** Start STORED ROWS **

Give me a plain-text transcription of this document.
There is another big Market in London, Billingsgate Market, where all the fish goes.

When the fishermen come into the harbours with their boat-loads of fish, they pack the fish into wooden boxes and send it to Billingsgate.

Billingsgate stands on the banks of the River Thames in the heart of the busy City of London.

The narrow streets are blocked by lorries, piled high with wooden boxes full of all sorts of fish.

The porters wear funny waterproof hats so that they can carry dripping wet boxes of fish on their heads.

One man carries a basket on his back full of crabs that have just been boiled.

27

** End STORED ROWS **

REQUIRED TASK:
Using the listing above, retype each line exactly.

SOLUTION TO THIS EXERCISE:
Give me a plain-text transcription of this document.
There is another big Market in London, Billingsgate Market, where all the fish goes.

When the fishermen come into the harbours with their boat-loads of fish, they pack the fish into wooden boxes and send it to Billingsgate.

Billingsgate stands on the banks of the River Thames in the heart of the busy City of London.

The narrow streets are blocked by lorries, piled high with wooden boxes full of all sorts of fish.

The porters wear funny waterproof hats so that they can carry dripping wet boxes of fish on their heads.

One man carries a basket on his back full of crabs that have just been boiled.

27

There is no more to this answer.